# Given request:
Output all the entries word for word. Omit the pictures.

[Extracted data entries]
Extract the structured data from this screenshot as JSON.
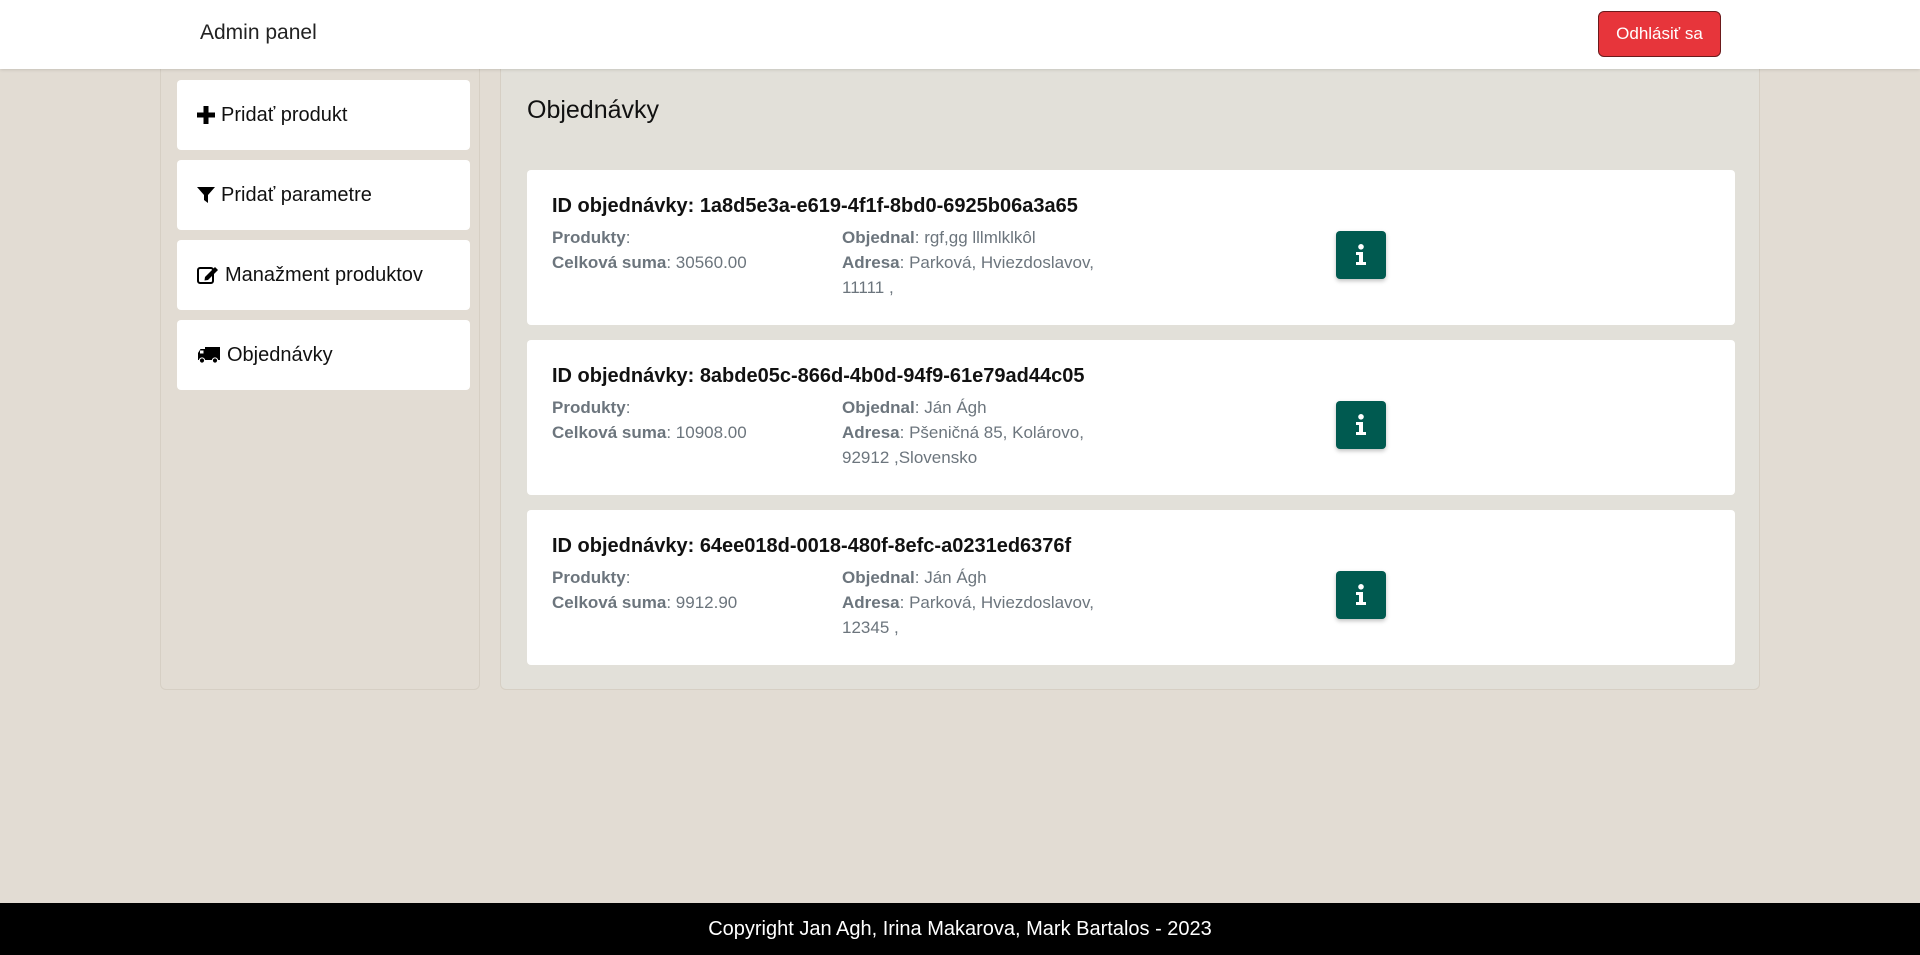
{
  "navbar": {
    "brand": "Admin panel",
    "logout_label": "Odhlásiť sa"
  },
  "sidebar": {
    "items": [
      {
        "label": "Pridať produkt",
        "icon": "plus-icon"
      },
      {
        "label": "Pridať parametre",
        "icon": "filter-icon"
      },
      {
        "label": "Manažment produktov",
        "icon": "edit-icon"
      },
      {
        "label": "Objednávky",
        "icon": "truck-icon"
      }
    ]
  },
  "main": {
    "title": "Objednávky",
    "labels": {
      "order_id": "ID objednávky: ",
      "products": "Produkty",
      "total": "Celková suma",
      "ordered_by": "Objednal",
      "address": "Adresa"
    },
    "orders": [
      {
        "id": "1a8d5e3a-e619-4f1f-8bd0-6925b06a3a65",
        "products": "",
        "total": "30560.00",
        "customer": "rgf,gg lllmlklkôl",
        "address": "Parková, Hviezdoslavov, 11111 ,"
      },
      {
        "id": "8abde05c-866d-4b0d-94f9-61e79ad44c05",
        "products": "",
        "total": "10908.00",
        "customer": "Ján Ágh",
        "address": "Pšeničná 85, Kolárovo, 92912 ,Slovensko"
      },
      {
        "id": "64ee018d-0018-480f-8efc-a0231ed6376f",
        "products": "",
        "total": "9912.90",
        "customer": "Ján Ágh",
        "address": "Parková, Hviezdoslavov, 12345 ,"
      }
    ]
  },
  "footer": {
    "text": "Copyright Jan Agh, Irina Makarova, Mark Bartalos - 2023"
  },
  "colors": {
    "logout": "#e7353b",
    "info_button": "#005a50",
    "page_background": "#e2dcd3"
  }
}
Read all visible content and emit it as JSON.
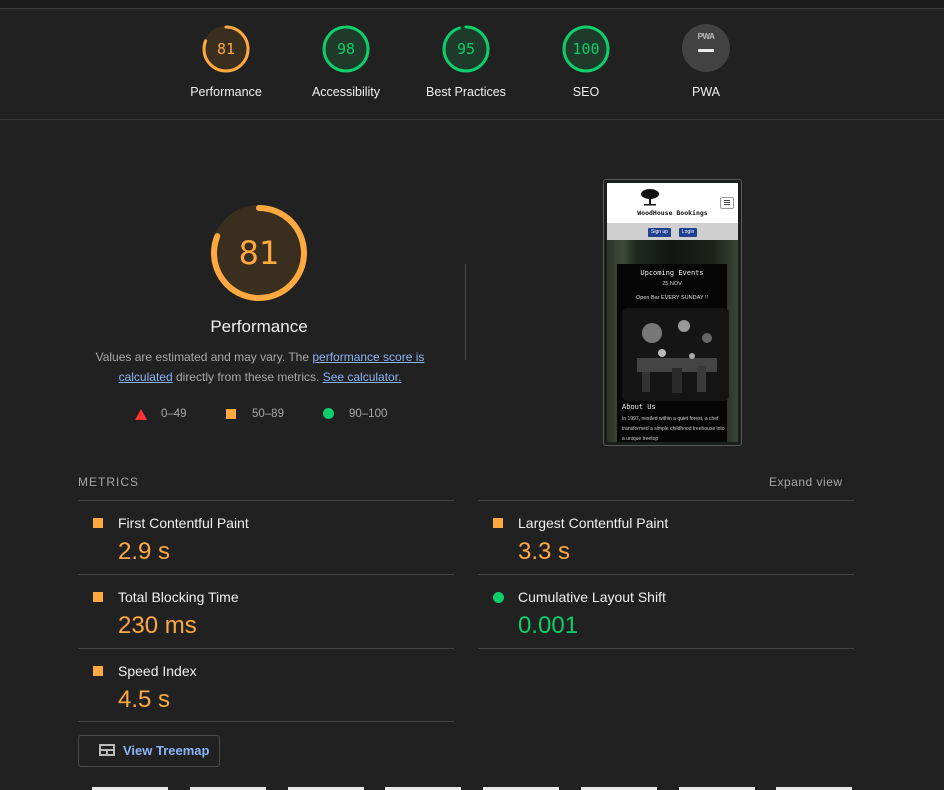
{
  "gauges": [
    {
      "score": "81",
      "label": "Performance",
      "status": "average",
      "fraction": 0.81
    },
    {
      "score": "98",
      "label": "Accessibility",
      "status": "pass",
      "fraction": 0.98
    },
    {
      "score": "95",
      "label": "Best Practices",
      "status": "pass",
      "fraction": 0.95
    },
    {
      "score": "100",
      "label": "SEO",
      "status": "pass",
      "fraction": 1.0
    },
    {
      "score": "PWA",
      "label": "PWA",
      "status": "na"
    }
  ],
  "colors": {
    "average": "#ffa940",
    "average_bg": "#3a2e1f",
    "pass": "#0cce6b",
    "pass_bg": "#1e3a2a",
    "fail": "#ff3333",
    "link": "#8ab4f8",
    "background": "#212121"
  },
  "main": {
    "score": "81",
    "fraction": 0.81,
    "title": "Performance",
    "desc_prefix": "Values are estimated and may vary. The ",
    "link_score": "performance score is calculated",
    "desc_middle": " directly from these metrics. ",
    "link_calc": "See calculator."
  },
  "legend": {
    "fail": "0–49",
    "average": "50–89",
    "pass": "90–100"
  },
  "screenshot": {
    "site_title": "WoodHouse Bookings",
    "signup": "Sign up",
    "login": "Login",
    "events_heading": "Upcoming Events",
    "event_date": "25 NOV",
    "event_name": "Open Bar EVERY SUNDAY !!",
    "about_heading": "About Us",
    "about_text": "In 1997, nestled within a quiet forest, a chef transformed a simple childhood treehouse into a unique treetop"
  },
  "metrics": {
    "header": "METRICS",
    "expand": "Expand view",
    "items": [
      {
        "name": "First Contentful Paint",
        "value": "2.9 s",
        "status": "average"
      },
      {
        "name": "Largest Contentful Paint",
        "value": "3.3 s",
        "status": "average"
      },
      {
        "name": "Total Blocking Time",
        "value": "230 ms",
        "status": "average"
      },
      {
        "name": "Cumulative Layout Shift",
        "value": "0.001",
        "status": "pass"
      },
      {
        "name": "Speed Index",
        "value": "4.5 s",
        "status": "average"
      }
    ]
  },
  "treemap": {
    "label": "View Treemap"
  }
}
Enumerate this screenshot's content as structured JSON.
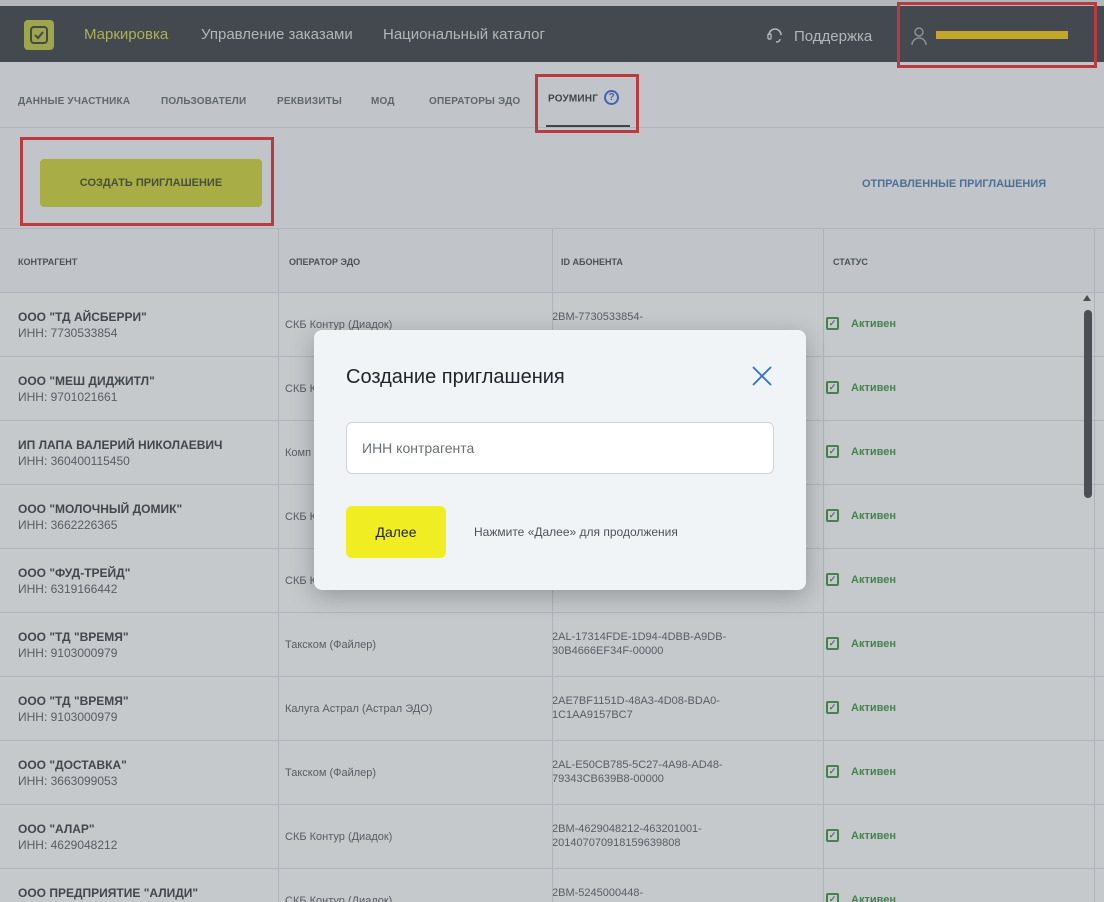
{
  "header": {
    "nav": [
      "Маркировка",
      "Управление заказами",
      "Национальный каталог"
    ],
    "support_label": "Поддержка"
  },
  "tabs": [
    "ДАННЫЕ УЧАСТНИКА",
    "ПОЛЬЗОВАТЕЛИ",
    "РЕКВИЗИТЫ",
    "МОД",
    "ОПЕРАТОРЫ ЭДО",
    "РОУМИНГ"
  ],
  "help_glyph": "?",
  "actions": {
    "create_label": "СОЗДАТЬ ПРИГЛАШЕНИЕ",
    "sent_label": "ОТПРАВЛЕННЫЕ ПРИГЛАШЕНИЯ"
  },
  "table": {
    "columns": [
      "КОНТРАГЕНТ",
      "ОПЕРАТОР ЭДО",
      "ID АБОНЕНТА",
      "СТАТУС"
    ],
    "rows": [
      {
        "name": "ООО \"ТД АЙСБЕРРИ\"",
        "inn": "ИНН: 7730533854",
        "operator": "СКБ Контур (Диадок)",
        "id": "2BM-7730533854-",
        "status": "Активен"
      },
      {
        "name": "ООО \"МЕШ ДИДЖИТЛ\"",
        "inn": "ИНН: 9701021661",
        "operator": "СКБ К",
        "id": "",
        "status": "Активен"
      },
      {
        "name": "ИП ЛАПА ВАЛЕРИЙ НИКОЛАЕВИЧ",
        "inn": "ИНН: 360400115450",
        "operator": "Комп",
        "id": "",
        "status": "Активен"
      },
      {
        "name": "ООО \"МОЛОЧНЫЙ ДОМИК\"",
        "inn": "ИНН: 3662226365",
        "operator": "СКБ К",
        "id": "",
        "status": "Активен"
      },
      {
        "name": "ООО \"ФУД-ТРЕЙД\"",
        "inn": "ИНН: 6319166442",
        "operator": "СКБ К",
        "id": "",
        "status": "Активен"
      },
      {
        "name": "ООО \"ТД \"ВРЕМЯ\"",
        "inn": "ИНН: 9103000979",
        "operator": "Такском (Файлер)",
        "id": "2AL-17314FDE-1D94-4DBB-A9DB-30B4666EF34F-00000",
        "status": "Активен"
      },
      {
        "name": "ООО \"ТД \"ВРЕМЯ\"",
        "inn": "ИНН: 9103000979",
        "operator": "Калуга Астрал (Астрал ЭДО)",
        "id": "2AE7BF1151D-48A3-4D08-BDA0-1C1AA9157BC7",
        "status": "Активен"
      },
      {
        "name": "ООО \"ДОСТАВКА\"",
        "inn": "ИНН: 3663099053",
        "operator": "Такском (Файлер)",
        "id": "2AL-E50CB785-5C27-4A98-AD48-79343CB639B8-00000",
        "status": "Активен"
      },
      {
        "name": "ООО \"АЛАР\"",
        "inn": "ИНН: 4629048212",
        "operator": "СКБ Контур (Диадок)",
        "id": "2BM-4629048212-463201001-201407070918159639808",
        "status": "Активен"
      },
      {
        "name": "ООО ПРЕДПРИЯТИЕ \"АЛИДИ\"",
        "inn": "",
        "operator": "СКБ Контур (Диадок)",
        "id": "2BM-5245000448-",
        "status": "Активен"
      }
    ]
  },
  "modal": {
    "title": "Создание приглашения",
    "input_placeholder": "ИНН контрагента",
    "next_label": "Далее",
    "hint": "Нажмите «Далее» для продолжения"
  },
  "colors": {
    "topbar": "#2d3338",
    "accent_yellow": "#f0ee23",
    "active_green": "#2f8a3a",
    "highlight_red": "#e02020",
    "link_blue": "#3b6fa8"
  }
}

# Exercise output:
Extract the structured data from this screenshot as JSON.
{
  "navbar": {
    "brand": "Admin panel",
    "logout_label": "Odhlásiť sa"
  },
  "sidebar": {
    "items": [
      {
        "label": "Pridať produkt",
        "icon": "plus-icon"
      },
      {
        "label": "Pridať parametre",
        "icon": "filter-icon"
      },
      {
        "label": "Manažment produktov",
        "icon": "edit-icon"
      },
      {
        "label": "Objednávky",
        "icon": "truck-icon"
      }
    ]
  },
  "main": {
    "title": "Objednávky",
    "labels": {
      "order_id": "ID objednávky: ",
      "products": "Produkty",
      "total": "Celková suma",
      "ordered_by": "Objednal",
      "address": "Adresa"
    },
    "orders": [
      {
        "id": "1a8d5e3a-e619-4f1f-8bd0-6925b06a3a65",
        "products": "",
        "total": "30560.00",
        "customer": "rgf,gg lllmlklkôl",
        "address": "Parková, Hviezdoslavov, 11111 ,"
      },
      {
        "id": "8abde05c-866d-4b0d-94f9-61e79ad44c05",
        "products": "",
        "total": "10908.00",
        "customer": "Ján Ágh",
        "address": "Pšeničná 85, Kolárovo, 92912 ,Slovensko"
      },
      {
        "id": "64ee018d-0018-480f-8efc-a0231ed6376f",
        "products": "",
        "total": "9912.90",
        "customer": "Ján Ágh",
        "address": "Parková, Hviezdoslavov, 12345 ,"
      }
    ]
  },
  "footer": {
    "text": "Copyright Jan Agh, Irina Makarova, Mark Bartalos - 2023"
  },
  "colors": {
    "logout": "#e7353b",
    "info_button": "#005a50",
    "page_background": "#e2dcd3"
  }
}
Read all visible content and emit it as JSON.
{
  "gauges": [
    {
      "score": "81",
      "label": "Performance",
      "status": "average",
      "fraction": 0.81
    },
    {
      "score": "98",
      "label": "Accessibility",
      "status": "pass",
      "fraction": 0.98
    },
    {
      "score": "95",
      "label": "Best Practices",
      "status": "pass",
      "fraction": 0.95
    },
    {
      "score": "100",
      "label": "SEO",
      "status": "pass",
      "fraction": 1.0
    },
    {
      "score": "PWA",
      "label": "PWA",
      "status": "na"
    }
  ],
  "colors": {
    "average": "#ffa940",
    "average_bg": "#3a2e1f",
    "pass": "#0cce6b",
    "pass_bg": "#1e3a2a",
    "fail": "#ff3333",
    "link": "#8ab4f8",
    "background": "#212121"
  },
  "main": {
    "score": "81",
    "fraction": 0.81,
    "title": "Performance",
    "desc_prefix": "Values are estimated and may vary. The ",
    "link_score": "performance score is calculated",
    "desc_middle": " directly from these metrics. ",
    "link_calc": "See calculator."
  },
  "legend": {
    "fail": "0–49",
    "average": "50–89",
    "pass": "90–100"
  },
  "screenshot": {
    "site_title": "WoodHouse Bookings",
    "signup": "Sign up",
    "login": "Login",
    "events_heading": "Upcoming Events",
    "event_date": "25 NOV",
    "event_name": "Open Bar EVERY SUNDAY !!",
    "about_heading": "About Us",
    "about_text": "In 1997, nestled within a quiet forest, a chef transformed a simple childhood treehouse into a unique treetop"
  },
  "metrics": {
    "header": "METRICS",
    "expand": "Expand view",
    "items": [
      {
        "name": "First Contentful Paint",
        "value": "2.9 s",
        "status": "average"
      },
      {
        "name": "Largest Contentful Paint",
        "value": "3.3 s",
        "status": "average"
      },
      {
        "name": "Total Blocking Time",
        "value": "230 ms",
        "status": "average"
      },
      {
        "name": "Cumulative Layout Shift",
        "value": "0.001",
        "status": "pass"
      },
      {
        "name": "Speed Index",
        "value": "4.5 s",
        "status": "average"
      }
    ]
  },
  "treemap": {
    "label": "View Treemap"
  }
}
Enumerate this screenshot's content as structured JSON.
{
  "header": {
    "nav": [
      "Маркировка",
      "Управление заказами",
      "Национальный каталог"
    ],
    "support_label": "Поддержка"
  },
  "tabs": [
    "ДАННЫЕ УЧАСТНИКА",
    "ПОЛЬЗОВАТЕЛИ",
    "РЕКВИЗИТЫ",
    "МОД",
    "ОПЕРАТОРЫ ЭДО",
    "РОУМИНГ"
  ],
  "help_glyph": "?",
  "actions": {
    "create_label": "СОЗДАТЬ ПРИГЛАШЕНИЕ",
    "sent_label": "ОТПРАВЛЕННЫЕ ПРИГЛАШЕНИЯ"
  },
  "table": {
    "columns": [
      "КОНТРАГЕНТ",
      "ОПЕРАТОР ЭДО",
      "ID АБОНЕНТА",
      "СТАТУС"
    ],
    "rows": [
      {
        "name": "ООО \"ТД АЙСБЕРРИ\"",
        "inn": "ИНН: 7730533854",
        "operator": "СКБ Контур (Диадок)",
        "id": "2BM-7730533854-",
        "status": "Активен"
      },
      {
        "name": "ООО \"МЕШ ДИДЖИТЛ\"",
        "inn": "ИНН: 9701021661",
        "operator": "СКБ К",
        "id": "",
        "status": "Активен"
      },
      {
        "name": "ИП ЛАПА ВАЛЕРИЙ НИКОЛАЕВИЧ",
        "inn": "ИНН: 360400115450",
        "operator": "Комп",
        "id": "",
        "status": "Активен"
      },
      {
        "name": "ООО \"МОЛОЧНЫЙ ДОМИК\"",
        "inn": "ИНН: 3662226365",
        "operator": "СКБ К",
        "id": "",
        "status": "Активен"
      },
      {
        "name": "ООО \"ФУД-ТРЕЙД\"",
        "inn": "ИНН: 6319166442",
        "operator": "СКБ К",
        "id": "",
        "status": "Активен"
      },
      {
        "name": "ООО \"ТД \"ВРЕМЯ\"",
        "inn": "ИНН: 9103000979",
        "operator": "Такском (Файлер)",
        "id": "2AL-17314FDE-1D94-4DBB-A9DB-30B4666EF34F-00000",
        "status": "Активен"
      },
      {
        "name": "ООО \"ТД \"ВРЕМЯ\"",
        "inn": "ИНН: 9103000979",
        "operator": "Калуга Астрал (Астрал ЭДО)",
        "id": "2AE7BF1151D-48A3-4D08-BDA0-1C1AA9157BC7",
        "status": "Активен"
      },
      {
        "name": "ООО \"ДОСТАВКА\"",
        "inn": "ИНН: 3663099053",
        "operator": "Такском (Файлер)",
        "id": "2AL-E50CB785-5C27-4A98-AD48-79343CB639B8-00000",
        "status": "Активен"
      },
      {
        "name": "ООО \"АЛАР\"",
        "inn": "ИНН: 4629048212",
        "operator": "СКБ Контур (Диадок)",
        "id": "2BM-4629048212-463201001-201407070918159639808",
        "status": "Активен"
      },
      {
        "name": "ООО ПРЕДПРИЯТИЕ \"АЛИДИ\"",
        "inn": "",
        "operator": "СКБ Контур (Диадок)",
        "id": "2BM-5245000448-",
        "status": "Активен"
      }
    ]
  },
  "modal": {
    "title": "Создание приглашения",
    "input_placeholder": "ИНН контрагента",
    "next_label": "Далее",
    "hint": "Нажмите «Далее» для продолжения"
  },
  "colors": {
    "topbar": "#2d3338",
    "accent_yellow": "#f0ee23",
    "active_green": "#2f8a3a",
    "highlight_red": "#e02020",
    "link_blue": "#3b6fa8"
  }
}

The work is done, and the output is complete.